> What to produce: All of the material below is to be restated word for word, apart from the pictures.

===== Data excerpts

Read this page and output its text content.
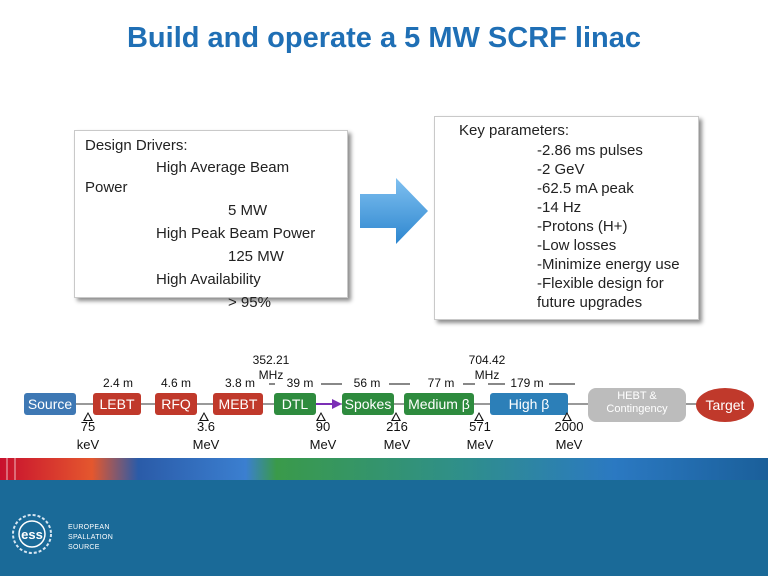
Build and operate a 5 MW SCRF linac
Design Drivers:
High Average Beam
Power
5 MW
High Peak Beam Power
125 MW
High Availability
> 95%
Key parameters:
-2.86 ms pulses
-2 GeV
-62.5 mA peak
-14 Hz
-Protons (H+)
-Low losses
-Minimize energy use
-Flexible design for
future upgrades
352.21
MHz
704.42
MHz
2.4 m	4.6 m	3.8 m	39 m	56 m	77 m	179 m
Source	LEBT	RFQ	MEBT	DTL	Spokes Medium β	High β	HEBT &
Contingency	Target
75
keV
3.6
MeV
90
MeV
216
MeV
571
MeV
2000
MeV
ess	EUROPEAN
SPALLATION
SOURCE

==========

> Response to this task:
Read this page and output its text content.
Build and operate a 5 MW SCRF linac
Design Drivers:
High Average Beam
Power
5 MW
High Peak Beam Power
125 MW
High Availability
> 95%
Key parameters:
-2.86 ms pulses
-2 GeV
-62.5 mA peak
-14 Hz
-Protons (H+)
-Low losses
-Minimize energy use
-Flexible design for
future upgrades
352.21
MHz
704.42
MHz
2.4 m	4.6 m	3.8 m	39 m	56 m	77 m	179 m
Source	LEBT	RFQ	MEBT	DTL	Spokes Medium β	High β	HEBT &
Contingency	Target
75
keV
3.6
MeV
90
MeV
216
MeV
571
MeV
2000
MeV
ess	EUROPEAN
SPALLATION
SOURCE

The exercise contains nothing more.